YOUR ASSIGNMENT
Every line of the data must be set down exactly as shown.

Stored dataset items
======
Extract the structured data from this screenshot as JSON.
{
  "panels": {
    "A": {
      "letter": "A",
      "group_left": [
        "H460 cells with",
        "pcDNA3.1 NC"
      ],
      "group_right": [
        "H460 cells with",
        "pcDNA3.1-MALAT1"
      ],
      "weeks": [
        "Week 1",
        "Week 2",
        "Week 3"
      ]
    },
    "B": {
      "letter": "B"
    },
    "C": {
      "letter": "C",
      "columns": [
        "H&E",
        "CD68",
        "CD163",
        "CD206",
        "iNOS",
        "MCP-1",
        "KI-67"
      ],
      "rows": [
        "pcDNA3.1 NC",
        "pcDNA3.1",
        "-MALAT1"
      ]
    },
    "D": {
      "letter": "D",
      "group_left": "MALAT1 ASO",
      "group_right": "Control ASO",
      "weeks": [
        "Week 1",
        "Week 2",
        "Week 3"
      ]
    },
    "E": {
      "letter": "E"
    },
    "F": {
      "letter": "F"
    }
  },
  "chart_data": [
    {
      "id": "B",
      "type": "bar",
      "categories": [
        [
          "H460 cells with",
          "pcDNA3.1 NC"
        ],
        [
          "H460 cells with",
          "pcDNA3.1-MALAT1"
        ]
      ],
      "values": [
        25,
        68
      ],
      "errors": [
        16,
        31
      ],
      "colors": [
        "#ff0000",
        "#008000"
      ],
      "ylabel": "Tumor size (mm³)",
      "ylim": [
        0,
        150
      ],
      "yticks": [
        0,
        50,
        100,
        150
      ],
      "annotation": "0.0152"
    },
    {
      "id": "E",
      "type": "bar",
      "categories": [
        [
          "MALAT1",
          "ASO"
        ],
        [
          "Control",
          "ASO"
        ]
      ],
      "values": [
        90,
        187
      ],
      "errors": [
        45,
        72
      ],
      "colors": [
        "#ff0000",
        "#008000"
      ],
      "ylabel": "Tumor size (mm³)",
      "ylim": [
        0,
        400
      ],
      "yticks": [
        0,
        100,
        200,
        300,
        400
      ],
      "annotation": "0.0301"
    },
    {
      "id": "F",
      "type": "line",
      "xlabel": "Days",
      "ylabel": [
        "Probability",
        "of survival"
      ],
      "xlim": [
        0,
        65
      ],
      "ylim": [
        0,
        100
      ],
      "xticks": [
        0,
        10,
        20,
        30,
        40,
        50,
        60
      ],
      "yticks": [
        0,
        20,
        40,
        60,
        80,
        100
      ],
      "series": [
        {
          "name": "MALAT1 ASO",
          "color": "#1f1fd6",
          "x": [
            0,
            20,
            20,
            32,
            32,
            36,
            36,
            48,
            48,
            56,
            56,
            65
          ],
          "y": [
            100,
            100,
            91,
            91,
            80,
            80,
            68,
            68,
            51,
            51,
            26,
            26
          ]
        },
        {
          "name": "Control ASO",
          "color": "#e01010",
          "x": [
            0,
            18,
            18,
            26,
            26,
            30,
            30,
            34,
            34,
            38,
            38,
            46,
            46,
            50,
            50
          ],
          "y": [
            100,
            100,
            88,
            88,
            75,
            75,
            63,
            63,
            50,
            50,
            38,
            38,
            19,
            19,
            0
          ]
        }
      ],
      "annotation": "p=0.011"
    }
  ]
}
======
EXERCISE SOLUTION
Extract the structured data from this screenshot as JSON.
{
  "panels": {
    "A": {
      "letter": "A",
      "group_left": [
        "H460 cells with",
        "pcDNA3.1 NC"
      ],
      "group_right": [
        "H460 cells with",
        "pcDNA3.1-MALAT1"
      ],
      "weeks": [
        "Week 1",
        "Week 2",
        "Week 3"
      ]
    },
    "B": {
      "letter": "B"
    },
    "C": {
      "letter": "C",
      "columns": [
        "H&E",
        "CD68",
        "CD163",
        "CD206",
        "iNOS",
        "MCP-1",
        "KI-67"
      ],
      "rows": [
        "pcDNA3.1 NC",
        "pcDNA3.1",
        "-MALAT1"
      ]
    },
    "D": {
      "letter": "D",
      "group_left": "MALAT1 ASO",
      "group_right": "Control ASO",
      "weeks": [
        "Week 1",
        "Week 2",
        "Week 3"
      ]
    },
    "E": {
      "letter": "E"
    },
    "F": {
      "letter": "F"
    }
  },
  "chart_data": [
    {
      "id": "B",
      "type": "bar",
      "categories": [
        [
          "H460 cells with",
          "pcDNA3.1 NC"
        ],
        [
          "H460 cells with",
          "pcDNA3.1-MALAT1"
        ]
      ],
      "values": [
        25,
        68
      ],
      "errors": [
        16,
        31
      ],
      "colors": [
        "#ff0000",
        "#008000"
      ],
      "ylabel": "Tumor size (mm³)",
      "ylim": [
        0,
        150
      ],
      "yticks": [
        0,
        50,
        100,
        150
      ],
      "annotation": "0.0152"
    },
    {
      "id": "E",
      "type": "bar",
      "categories": [
        [
          "MALAT1",
          "ASO"
        ],
        [
          "Control",
          "ASO"
        ]
      ],
      "values": [
        90,
        187
      ],
      "errors": [
        45,
        72
      ],
      "colors": [
        "#ff0000",
        "#008000"
      ],
      "ylabel": "Tumor size (mm³)",
      "ylim": [
        0,
        400
      ],
      "yticks": [
        0,
        100,
        200,
        300,
        400
      ],
      "annotation": "0.0301"
    },
    {
      "id": "F",
      "type": "line",
      "xlabel": "Days",
      "ylabel": [
        "Probability",
        "of survival"
      ],
      "xlim": [
        0,
        65
      ],
      "ylim": [
        0,
        100
      ],
      "xticks": [
        0,
        10,
        20,
        30,
        40,
        50,
        60
      ],
      "yticks": [
        0,
        20,
        40,
        60,
        80,
        100
      ],
      "series": [
        {
          "name": "MALAT1 ASO",
          "color": "#1f1fd6",
          "x": [
            0,
            20,
            20,
            32,
            32,
            36,
            36,
            48,
            48,
            56,
            56,
            65
          ],
          "y": [
            100,
            100,
            91,
            91,
            80,
            80,
            68,
            68,
            51,
            51,
            26,
            26
          ]
        },
        {
          "name": "Control ASO",
          "color": "#e01010",
          "x": [
            0,
            18,
            18,
            26,
            26,
            30,
            30,
            34,
            34,
            38,
            38,
            46,
            46,
            50,
            50
          ],
          "y": [
            100,
            100,
            88,
            88,
            75,
            75,
            63,
            63,
            50,
            50,
            38,
            38,
            19,
            19,
            0
          ]
        }
      ],
      "annotation": "p=0.011"
    }
  ]
}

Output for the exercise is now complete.